> [Work to complete]: Pull out every line in the data that has the string "Genetic" in it.

> [Listing]:
- - -

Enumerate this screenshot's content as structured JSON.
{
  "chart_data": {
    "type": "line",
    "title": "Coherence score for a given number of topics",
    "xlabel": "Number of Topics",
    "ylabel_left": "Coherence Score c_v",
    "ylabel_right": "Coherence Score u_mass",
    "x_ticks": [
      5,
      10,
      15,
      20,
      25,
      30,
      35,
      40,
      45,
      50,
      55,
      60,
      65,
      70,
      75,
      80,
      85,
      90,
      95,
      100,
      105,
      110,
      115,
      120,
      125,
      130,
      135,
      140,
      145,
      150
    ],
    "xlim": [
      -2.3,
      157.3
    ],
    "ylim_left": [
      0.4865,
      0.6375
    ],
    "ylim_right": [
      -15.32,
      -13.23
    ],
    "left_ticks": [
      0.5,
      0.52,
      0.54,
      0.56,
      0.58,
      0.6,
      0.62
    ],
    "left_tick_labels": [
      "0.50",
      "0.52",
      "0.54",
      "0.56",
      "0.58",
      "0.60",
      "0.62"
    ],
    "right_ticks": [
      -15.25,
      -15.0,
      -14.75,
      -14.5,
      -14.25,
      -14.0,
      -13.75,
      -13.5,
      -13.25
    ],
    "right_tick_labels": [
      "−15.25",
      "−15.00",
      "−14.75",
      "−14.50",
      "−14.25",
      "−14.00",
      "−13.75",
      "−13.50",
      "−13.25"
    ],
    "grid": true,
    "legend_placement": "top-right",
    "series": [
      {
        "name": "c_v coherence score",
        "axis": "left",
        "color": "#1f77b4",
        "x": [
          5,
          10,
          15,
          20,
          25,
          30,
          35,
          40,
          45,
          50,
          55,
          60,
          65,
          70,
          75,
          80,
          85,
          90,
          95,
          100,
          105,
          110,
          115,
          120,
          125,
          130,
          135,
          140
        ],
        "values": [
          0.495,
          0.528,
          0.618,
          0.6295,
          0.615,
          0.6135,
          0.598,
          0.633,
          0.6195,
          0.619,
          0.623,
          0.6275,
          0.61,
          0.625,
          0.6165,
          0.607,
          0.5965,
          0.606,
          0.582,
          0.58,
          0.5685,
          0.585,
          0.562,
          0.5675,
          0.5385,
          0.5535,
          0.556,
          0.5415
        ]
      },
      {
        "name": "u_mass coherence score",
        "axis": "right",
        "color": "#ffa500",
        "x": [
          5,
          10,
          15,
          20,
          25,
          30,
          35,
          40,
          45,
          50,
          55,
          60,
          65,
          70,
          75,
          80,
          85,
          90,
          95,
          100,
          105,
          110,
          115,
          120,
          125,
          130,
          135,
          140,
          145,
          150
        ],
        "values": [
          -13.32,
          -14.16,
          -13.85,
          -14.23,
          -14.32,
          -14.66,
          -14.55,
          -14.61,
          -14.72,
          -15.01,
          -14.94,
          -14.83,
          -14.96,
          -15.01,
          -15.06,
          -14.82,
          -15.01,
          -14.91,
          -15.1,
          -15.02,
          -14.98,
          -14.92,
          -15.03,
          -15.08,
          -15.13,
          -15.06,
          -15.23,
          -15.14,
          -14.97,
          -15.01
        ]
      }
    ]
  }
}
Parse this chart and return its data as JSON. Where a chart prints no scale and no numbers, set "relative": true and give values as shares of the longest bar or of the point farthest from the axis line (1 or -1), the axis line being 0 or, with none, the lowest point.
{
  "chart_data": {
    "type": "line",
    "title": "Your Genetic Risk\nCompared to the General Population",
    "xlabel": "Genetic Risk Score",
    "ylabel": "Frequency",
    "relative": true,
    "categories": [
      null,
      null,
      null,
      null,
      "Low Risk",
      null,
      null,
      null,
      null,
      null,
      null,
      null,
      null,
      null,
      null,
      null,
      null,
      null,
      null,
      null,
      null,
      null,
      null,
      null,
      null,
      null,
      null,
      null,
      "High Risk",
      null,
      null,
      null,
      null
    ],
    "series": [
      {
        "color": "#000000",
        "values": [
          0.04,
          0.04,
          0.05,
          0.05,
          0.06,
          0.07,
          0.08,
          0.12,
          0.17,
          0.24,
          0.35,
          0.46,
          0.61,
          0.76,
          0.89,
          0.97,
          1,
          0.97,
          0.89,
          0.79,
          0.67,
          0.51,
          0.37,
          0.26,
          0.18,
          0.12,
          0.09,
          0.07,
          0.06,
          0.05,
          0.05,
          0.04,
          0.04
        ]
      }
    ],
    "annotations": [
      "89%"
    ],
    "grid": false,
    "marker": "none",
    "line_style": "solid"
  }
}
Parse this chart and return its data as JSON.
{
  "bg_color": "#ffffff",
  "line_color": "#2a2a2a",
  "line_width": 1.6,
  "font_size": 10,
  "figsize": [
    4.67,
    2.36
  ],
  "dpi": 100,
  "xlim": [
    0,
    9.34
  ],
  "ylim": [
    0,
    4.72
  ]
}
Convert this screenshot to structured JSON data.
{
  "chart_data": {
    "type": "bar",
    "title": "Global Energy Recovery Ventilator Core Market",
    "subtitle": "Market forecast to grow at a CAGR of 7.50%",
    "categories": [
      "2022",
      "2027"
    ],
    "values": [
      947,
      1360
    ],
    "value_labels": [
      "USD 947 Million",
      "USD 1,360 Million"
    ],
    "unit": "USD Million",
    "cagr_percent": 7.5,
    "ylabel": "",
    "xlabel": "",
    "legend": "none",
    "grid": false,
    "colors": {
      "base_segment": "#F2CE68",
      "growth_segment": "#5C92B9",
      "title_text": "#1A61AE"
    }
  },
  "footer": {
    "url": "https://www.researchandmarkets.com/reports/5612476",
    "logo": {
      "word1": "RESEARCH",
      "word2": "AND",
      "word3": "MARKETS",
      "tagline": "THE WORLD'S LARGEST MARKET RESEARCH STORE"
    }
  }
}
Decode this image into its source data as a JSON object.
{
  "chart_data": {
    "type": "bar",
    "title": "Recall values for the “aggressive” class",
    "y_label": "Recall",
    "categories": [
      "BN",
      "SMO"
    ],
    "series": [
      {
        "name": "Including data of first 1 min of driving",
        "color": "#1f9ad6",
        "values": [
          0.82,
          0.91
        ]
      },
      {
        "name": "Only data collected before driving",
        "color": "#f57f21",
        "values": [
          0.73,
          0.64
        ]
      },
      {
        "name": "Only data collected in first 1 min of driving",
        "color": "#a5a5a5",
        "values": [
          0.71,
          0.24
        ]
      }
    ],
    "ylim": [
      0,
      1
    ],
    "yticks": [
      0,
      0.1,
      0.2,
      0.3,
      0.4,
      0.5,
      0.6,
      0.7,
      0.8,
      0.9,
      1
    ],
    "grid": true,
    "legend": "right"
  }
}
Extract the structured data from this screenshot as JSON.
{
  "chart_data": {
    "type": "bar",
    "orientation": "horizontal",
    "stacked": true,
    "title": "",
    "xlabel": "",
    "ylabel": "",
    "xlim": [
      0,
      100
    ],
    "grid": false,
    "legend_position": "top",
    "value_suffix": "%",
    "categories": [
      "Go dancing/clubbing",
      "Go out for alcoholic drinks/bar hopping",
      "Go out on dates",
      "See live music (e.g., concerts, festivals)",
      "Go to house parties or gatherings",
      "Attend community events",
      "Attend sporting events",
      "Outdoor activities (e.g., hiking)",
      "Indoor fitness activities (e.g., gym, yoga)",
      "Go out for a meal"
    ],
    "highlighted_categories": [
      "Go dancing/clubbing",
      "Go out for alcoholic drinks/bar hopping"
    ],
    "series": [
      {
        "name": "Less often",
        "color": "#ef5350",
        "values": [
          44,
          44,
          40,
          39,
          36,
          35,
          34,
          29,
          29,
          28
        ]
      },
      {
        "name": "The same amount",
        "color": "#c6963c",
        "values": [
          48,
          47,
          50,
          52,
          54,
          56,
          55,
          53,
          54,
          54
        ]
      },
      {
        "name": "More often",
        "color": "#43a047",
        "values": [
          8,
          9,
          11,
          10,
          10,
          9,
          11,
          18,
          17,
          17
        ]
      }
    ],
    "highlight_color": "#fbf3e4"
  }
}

- - -

> [Complete output]:
    "title": "Your Genetic Risk\nCompared to the General Population",
    "xlabel": "Genetic Risk Score",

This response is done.